:: TASK DIRECTIONS ::
Every entry that follows should be repeated exactly; drop the images.

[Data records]
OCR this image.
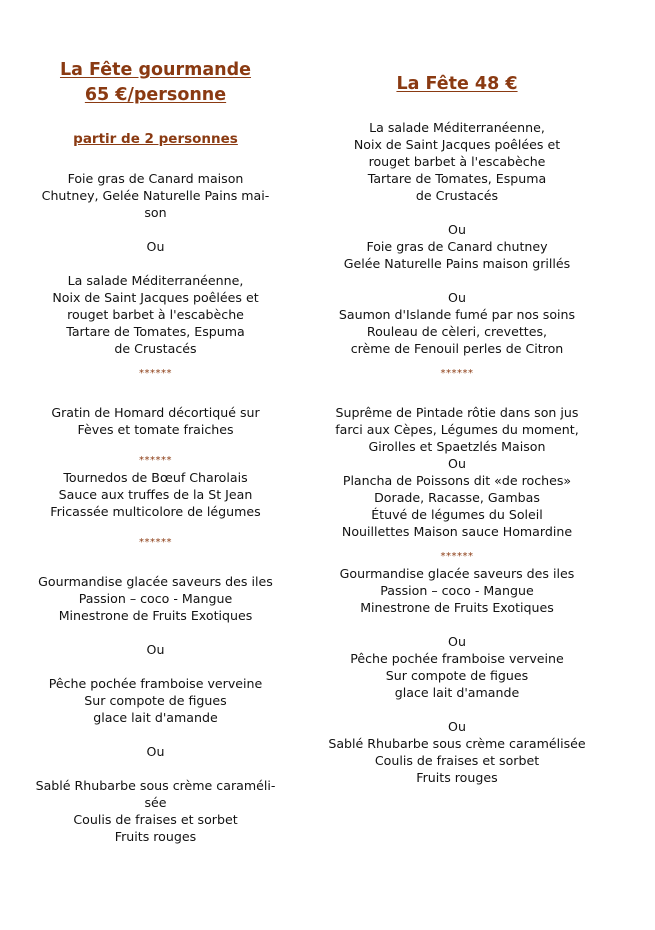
La Fête gourmande
65 €/personne
partir de 2 personnes
Foie gras de Canard maison
Chutney, Gelée Naturelle Pains mai-
son
Ou
La salade Méditerranéenne,
Noix de Saint Jacques poêlées et
rouget barbet à l'escabèche
Tartare de Tomates, Espuma
de Crustacés
******
Gratin de Homard décortiqué sur
Fèves et tomate fraiches
******
Tournedos de Bœuf Charolais
Sauce aux truffes de la St Jean
Fricassée multicolore de légumes
******
Gourmandise glacée saveurs des iles
Passion – coco - Mangue
Minestrone de Fruits Exotiques
Ou
Pêche pochée framboise verveine
Sur compote de figues
glace lait d'amande
Ou
Sablé Rhubarbe sous crème caraméli-
sée
Coulis de fraises et sorbet
Fruits rouges
La Fête 48 €
La salade Méditerranéenne,
Noix de Saint Jacques poêlées et
rouget barbet à l'escabèche
Tartare de Tomates, Espuma
de Crustacés
Ou
Foie gras de Canard chutney
Gelée Naturelle Pains maison grillés
Ou
Saumon d'Islande fumé par nos soins
Rouleau de cèleri, crevettes,
crème de Fenouil perles de Citron
******
Suprême de Pintade rôtie dans son jus
farci aux Cèpes, Légumes du moment,
Girolles et Spaetzlés Maison
Ou
Plancha de Poissons dit «de roches»
Dorade, Racasse, Gambas
Étuvé de légumes du Soleil
Nouillettes Maison sauce Homardine
******
Gourmandise glacée saveurs des iles
Passion – coco - Mangue
Minestrone de Fruits Exotiques
Ou
Pêche pochée framboise verveine
Sur compote de figues
glace lait d'amande
Ou
Sablé Rhubarbe sous crème caramélisée
Coulis de fraises et sorbet
Fruits rouges
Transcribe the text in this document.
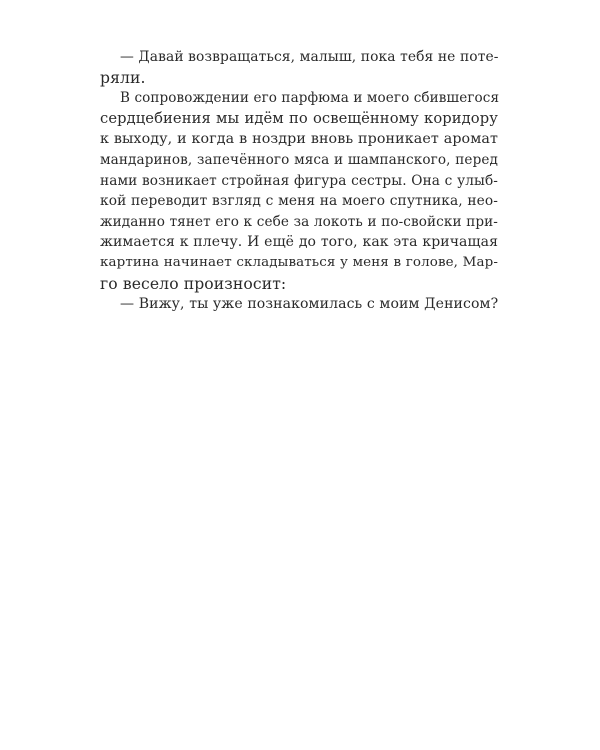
— Давай возвращаться, малыш, пока тебя не поте-
ряли.
В сопровождении его парфюма и моего сбившегося
сердцебиения мы идём по освещённому коридору
к выходу, и когда в ноздри вновь проникает аромат
мандаринов, запечённого мяса и шампанского, перед
нами возникает стройная фигура сестры. Она с улыб-
кой переводит взгляд с меня на моего спутника, нео-
жиданно тянет его к себе за локоть и по-свойски при-
жимается к плечу. И ещё до того, как эта кричащая
картина начинает складываться у меня в голове, Мар-
го весело произносит:
— Вижу, ты уже познакомилась с моим Денисом?
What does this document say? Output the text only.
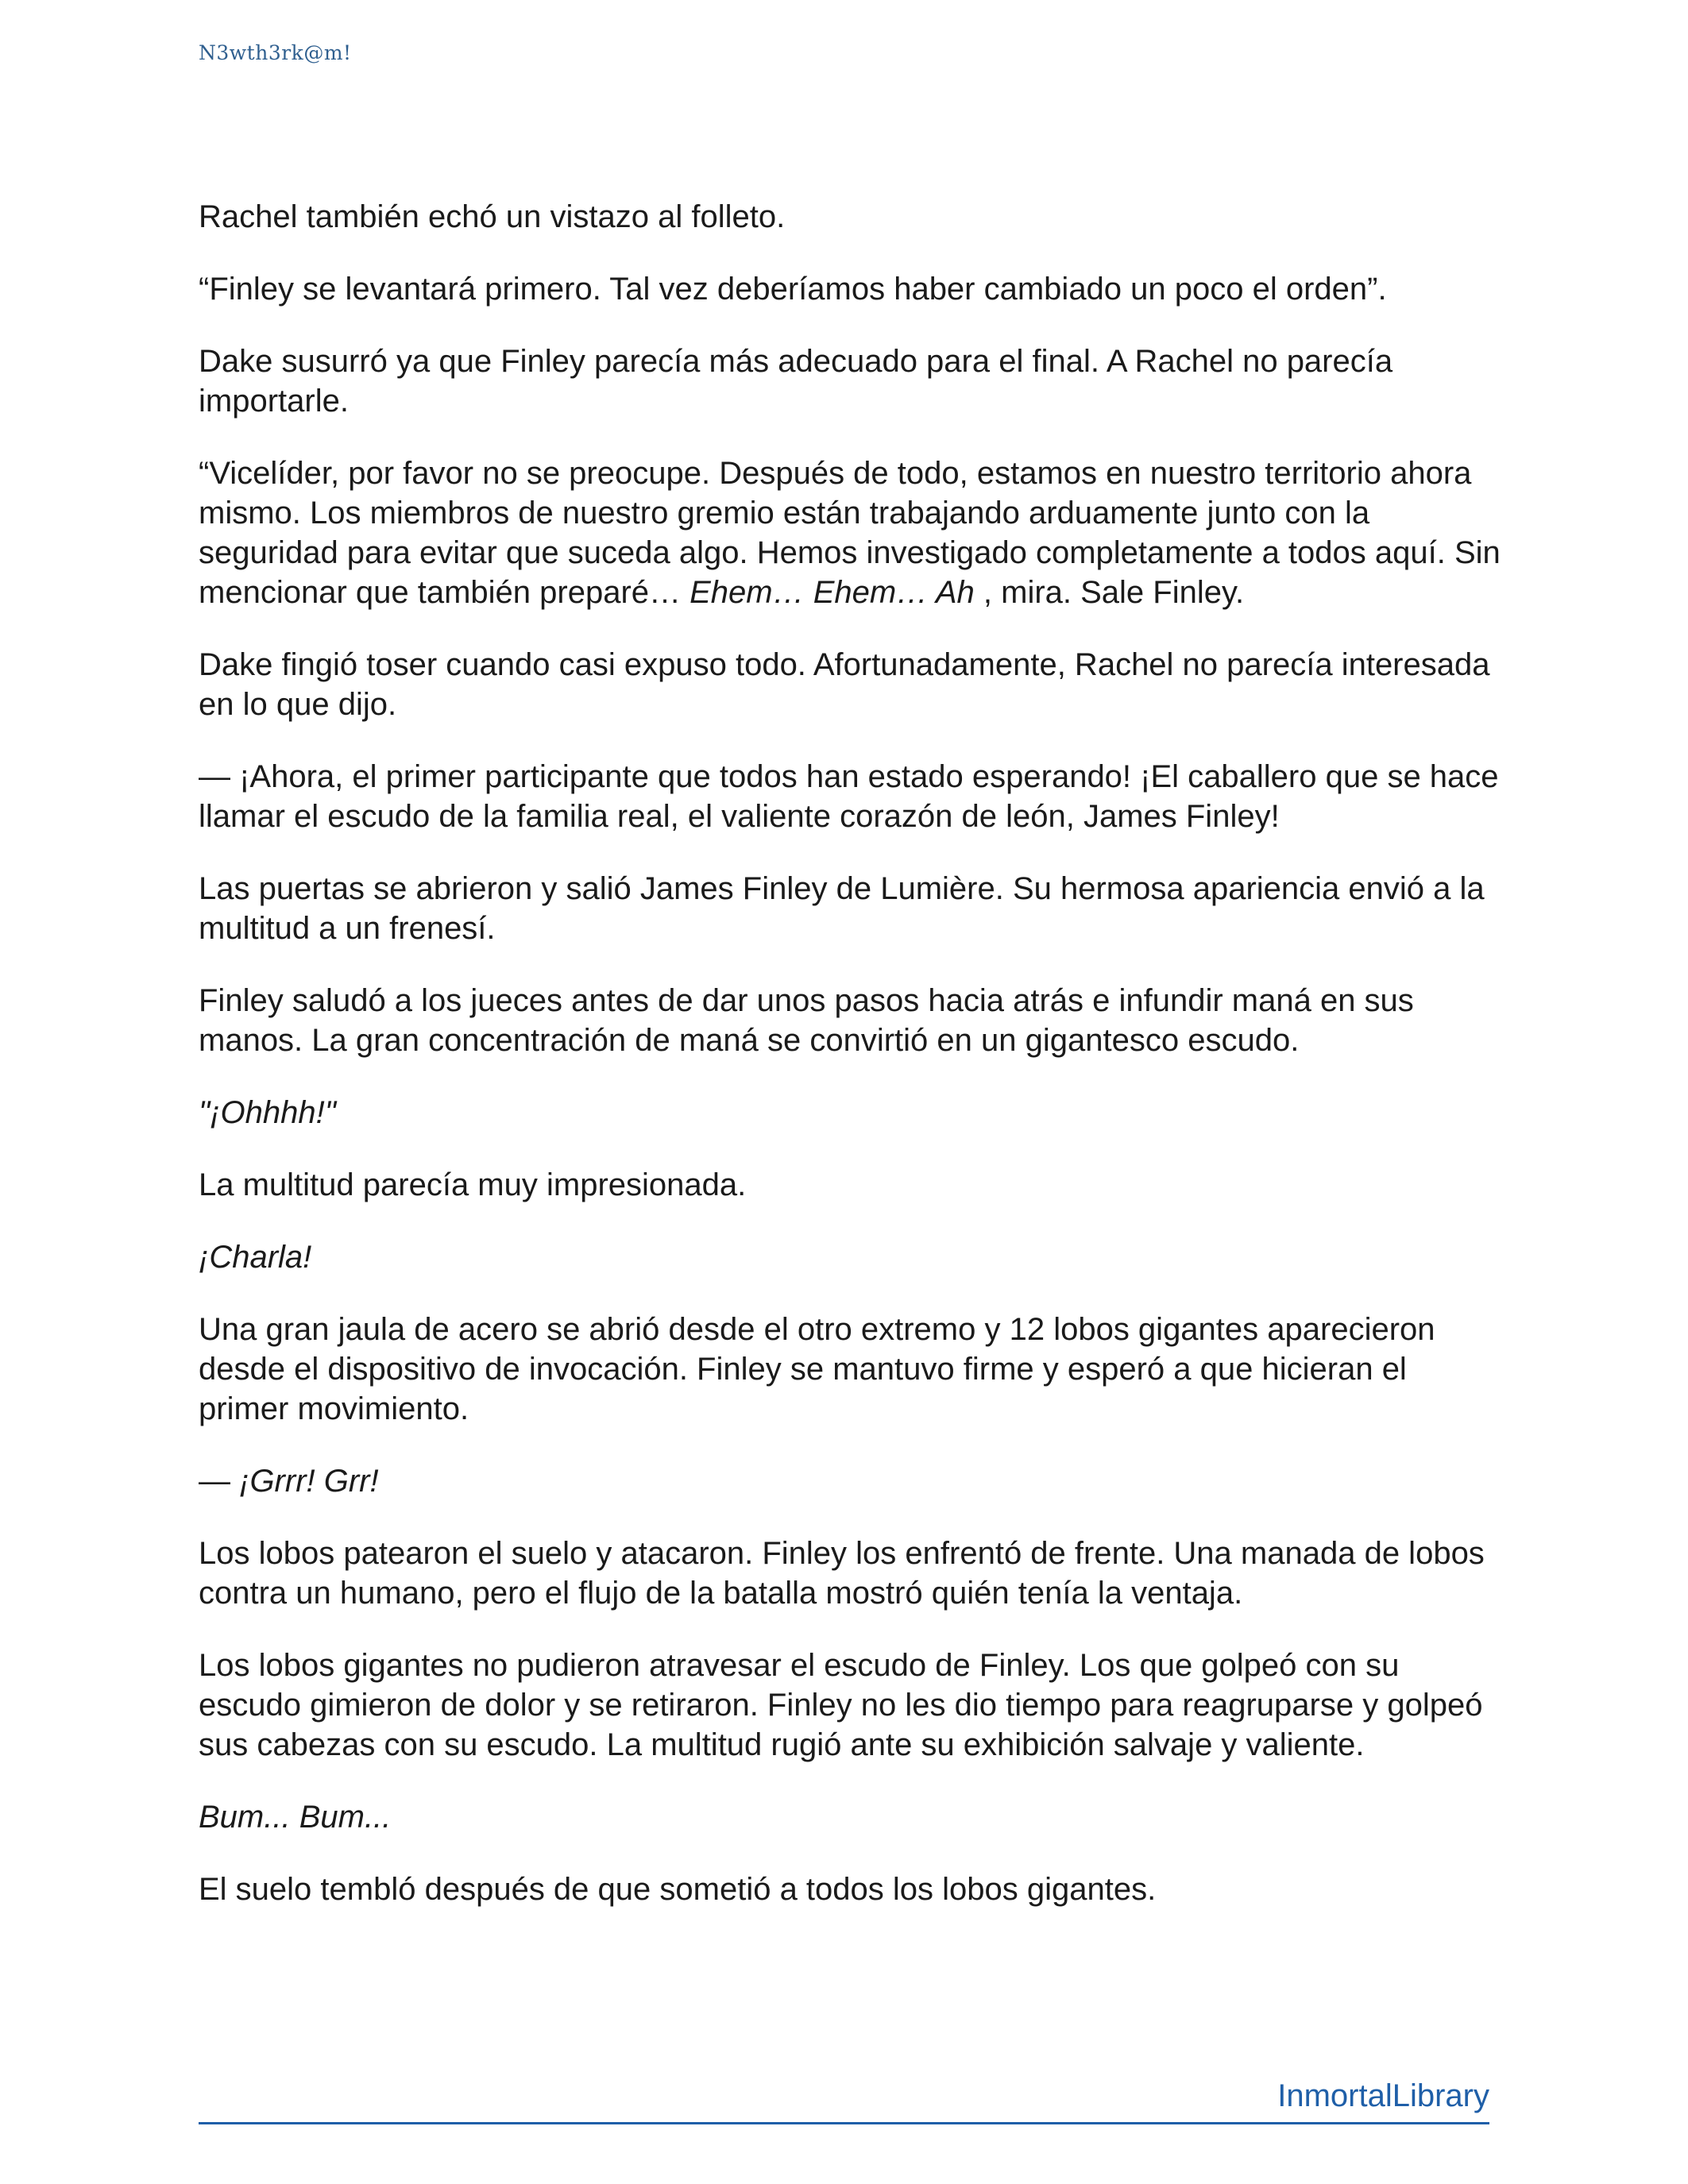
N3wth3rk@m!

Rachel también echó un vistazo al folleto.

“Finley se levantará primero. Tal vez deberíamos haber cambiado un poco el orden”.

Dake susurró ya que Finley parecía más adecuado para el final. A Rachel no parecía importarle.

“Vicelíder, por favor no se preocupe. Después de todo, estamos en nuestro territorio ahora mismo. Los miembros de nuestro gremio están trabajando arduamente junto con la seguridad para evitar que suceda algo. Hemos investigado completamente a todos aquí. Sin mencionar que también preparé… Ehem… Ehem… Ah , mira. Sale Finley.

Dake fingió toser cuando casi expuso todo. Afortunadamente, Rachel no parecía interesada en lo que dijo.

— ¡Ahora, el primer participante que todos han estado esperando! ¡El caballero que se hace llamar el escudo de la familia real, el valiente corazón de león, James Finley!

Las puertas se abrieron y salió James Finley de Lumière. Su hermosa apariencia envió a la multitud a un frenesí.

Finley saludó a los jueces antes de dar unos pasos hacia atrás e infundir maná en sus manos. La gran concentración de maná se convirtió en un gigantesco escudo.

"¡Ohhhh!"

La multitud parecía muy impresionada.

¡Charla!

Una gran jaula de acero se abrió desde el otro extremo y 12 lobos gigantes aparecieron desde el dispositivo de invocación. Finley se mantuvo firme y esperó a que hicieran el primer movimiento.

— ¡Grrr! Grr!

Los lobos patearon el suelo y atacaron. Finley los enfrentó de frente. Una manada de lobos contra un humano, pero el flujo de la batalla mostró quién tenía la ventaja.

Los lobos gigantes no pudieron atravesar el escudo de Finley. Los que golpeó con su escudo gimieron de dolor y se retiraron. Finley no les dio tiempo para reagruparse y golpeó sus cabezas con su escudo. La multitud rugió ante su exhibición salvaje y valiente.

Bum... Bum...

El suelo tembló después de que sometió a todos los lobos gigantes.

InmortalLibrary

:: WRITTEN SOLUTION ::
OCR this image.
La Fête gourmande
65 €/personne
partir de 2 personnes
Foie gras de Canard maison
Chutney, Gelée Naturelle Pains mai-
son
Ou
La salade Méditerranéenne,
Noix de Saint Jacques poêlées et
rouget barbet à l'escabèche
Tartare de Tomates, Espuma
de Crustacés
******
Gratin de Homard décortiqué sur
Fèves et tomate fraiches
******
Tournedos de Bœuf Charolais
Sauce aux truffes de la St Jean
Fricassée multicolore de légumes
******
Gourmandise glacée saveurs des iles
Passion – coco - Mangue
Minestrone de Fruits Exotiques
Ou
Pêche pochée framboise verveine
Sur compote de figues
glace lait d'amande
Ou
Sablé Rhubarbe sous crème caraméli-
sée
Coulis de fraises et sorbet
Fruits rouges
La Fête 48 €
La salade Méditerranéenne,
Noix de Saint Jacques poêlées et
rouget barbet à l'escabèche
Tartare de Tomates, Espuma
de Crustacés
Ou
Foie gras de Canard chutney
Gelée Naturelle Pains maison grillés
Ou
Saumon d'Islande fumé par nos soins
Rouleau de cèleri, crevettes,
crème de Fenouil perles de Citron
******
Suprême de Pintade rôtie dans son jus
farci aux Cèpes, Légumes du moment,
Girolles et Spaetzlés Maison
Ou
Plancha de Poissons dit «de roches»
Dorade, Racasse, Gambas
Étuvé de légumes du Soleil
Nouillettes Maison sauce Homardine
******
Gourmandise glacée saveurs des iles
Passion – coco - Mangue
Minestrone de Fruits Exotiques
Ou
Pêche pochée framboise verveine
Sur compote de figues
glace lait d'amande
Ou
Sablé Rhubarbe sous crème caramélisée
Coulis de fraises et sorbet
Fruits rouges
Transcribe the text in this document.
— Давай возвращаться, малыш, пока тебя не поте-
ряли.
В сопровождении его парфюма и моего сбившегося
сердцебиения мы идём по освещённому коридору
к выходу, и когда в ноздри вновь проникает аромат
мандаринов, запечённого мяса и шампанского, перед
нами возникает стройная фигура сестры. Она с улыб-
кой переводит взгляд с меня на моего спутника, нео-
жиданно тянет его к себе за локоть и по-свойски при-
жимается к плечу. И ещё до того, как эта кричащая
картина начинает складываться у меня в голове, Мар-
го весело произносит:
— Вижу, ты уже познакомилась с моим Денисом?
What does this document say? Output the text only.
N3wth3rk@m!

Rachel también echó un vistazo al folleto.

“Finley se levantará primero. Tal vez deberíamos haber cambiado un poco el orden”.

Dake susurró ya que Finley parecía más adecuado para el final. A Rachel no parecía importarle.

“Vicelíder, por favor no se preocupe. Después de todo, estamos en nuestro territorio ahora mismo. Los miembros de nuestro gremio están trabajando arduamente junto con la seguridad para evitar que suceda algo. Hemos investigado completamente a todos aquí. Sin mencionar que también preparé… Ehem… Ehem… Ah , mira. Sale Finley.

Dake fingió toser cuando casi expuso todo. Afortunadamente, Rachel no parecía interesada en lo que dijo.

— ¡Ahora, el primer participante que todos han estado esperando! ¡El caballero que se hace llamar el escudo de la familia real, el valiente corazón de león, James Finley!

Las puertas se abrieron y salió James Finley de Lumière. Su hermosa apariencia envió a la multitud a un frenesí.

Finley saludó a los jueces antes de dar unos pasos hacia atrás e infundir maná en sus manos. La gran concentración de maná se convirtió en un gigantesco escudo.

"¡Ohhhh!"

La multitud parecía muy impresionada.

¡Charla!

Una gran jaula de acero se abrió desde el otro extremo y 12 lobos gigantes aparecieron desde el dispositivo de invocación. Finley se mantuvo firme y esperó a que hicieran el primer movimiento.

— ¡Grrr! Grr!

Los lobos patearon el suelo y atacaron. Finley los enfrentó de frente. Una manada de lobos contra un humano, pero el flujo de la batalla mostró quién tenía la ventaja.

Los lobos gigantes no pudieron atravesar el escudo de Finley. Los que golpeó con su escudo gimieron de dolor y se retiraron. Finley no les dio tiempo para reagruparse y golpeó sus cabezas con su escudo. La multitud rugió ante su exhibición salvaje y valiente.

Bum... Bum...

El suelo tembló después de que sometió a todos los lobos gigantes.

InmortalLibrary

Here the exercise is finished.